§ **Aim of the exercise**:
Pick out the lines below that contain the string "threads" and copy them all.

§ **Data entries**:

◆ ◆ ◆ ◆ ◆ ◆ ◆

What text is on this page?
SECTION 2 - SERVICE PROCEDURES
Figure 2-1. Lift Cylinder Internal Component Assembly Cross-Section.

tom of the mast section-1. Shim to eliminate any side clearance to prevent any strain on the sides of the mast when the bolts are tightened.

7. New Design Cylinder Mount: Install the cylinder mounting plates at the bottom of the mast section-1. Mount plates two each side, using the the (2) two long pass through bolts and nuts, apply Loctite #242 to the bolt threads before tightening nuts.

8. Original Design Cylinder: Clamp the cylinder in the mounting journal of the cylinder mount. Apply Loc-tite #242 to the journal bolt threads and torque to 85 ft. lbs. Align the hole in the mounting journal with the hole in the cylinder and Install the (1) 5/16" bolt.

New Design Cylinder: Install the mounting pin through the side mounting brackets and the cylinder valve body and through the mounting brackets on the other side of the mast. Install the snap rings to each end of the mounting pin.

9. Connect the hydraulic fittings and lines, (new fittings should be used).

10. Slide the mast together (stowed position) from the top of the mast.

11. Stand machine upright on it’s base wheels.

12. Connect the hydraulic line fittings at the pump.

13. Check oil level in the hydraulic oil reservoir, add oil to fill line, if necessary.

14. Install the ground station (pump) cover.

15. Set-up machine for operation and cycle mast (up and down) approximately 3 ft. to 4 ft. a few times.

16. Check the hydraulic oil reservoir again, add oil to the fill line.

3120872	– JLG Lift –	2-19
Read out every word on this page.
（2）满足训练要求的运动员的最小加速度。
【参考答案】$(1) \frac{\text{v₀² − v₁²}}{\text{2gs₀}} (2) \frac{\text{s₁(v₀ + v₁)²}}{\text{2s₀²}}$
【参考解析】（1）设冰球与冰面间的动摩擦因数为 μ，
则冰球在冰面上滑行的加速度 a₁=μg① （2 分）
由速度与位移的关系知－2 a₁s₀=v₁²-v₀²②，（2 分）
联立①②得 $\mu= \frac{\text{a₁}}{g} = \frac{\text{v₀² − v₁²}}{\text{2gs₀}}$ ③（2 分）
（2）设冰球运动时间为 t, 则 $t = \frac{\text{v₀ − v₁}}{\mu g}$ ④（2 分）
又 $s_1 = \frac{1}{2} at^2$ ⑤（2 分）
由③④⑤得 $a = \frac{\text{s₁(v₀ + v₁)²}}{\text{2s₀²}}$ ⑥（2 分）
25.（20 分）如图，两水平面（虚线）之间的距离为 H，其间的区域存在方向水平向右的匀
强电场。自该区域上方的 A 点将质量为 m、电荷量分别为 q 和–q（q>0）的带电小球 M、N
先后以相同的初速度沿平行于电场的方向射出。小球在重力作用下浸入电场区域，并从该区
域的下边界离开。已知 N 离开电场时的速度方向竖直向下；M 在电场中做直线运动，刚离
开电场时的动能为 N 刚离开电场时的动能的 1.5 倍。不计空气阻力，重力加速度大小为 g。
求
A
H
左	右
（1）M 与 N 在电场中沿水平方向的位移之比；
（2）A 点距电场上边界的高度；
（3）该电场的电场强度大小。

◆ ◆ ◆ ◆ ◆ ◆ ◆

§ **Exercise solution**:
7. New Design Cylinder Mount: Install the cylinder mounting plates at the bottom of the mast section-1. Mount plates two each side, using the the (2) two long pass through bolts and nuts, apply Loctite #242 to the bolt threads before tightening nuts.
8. Original Design Cylinder: Clamp the cylinder in the mounting journal of the cylinder mount. Apply Loc-tite #242 to the journal bolt threads and torque to 85 ft. lbs. Align the hole in the mounting journal with the hole in the cylinder and Install the (1) 5/16" bolt.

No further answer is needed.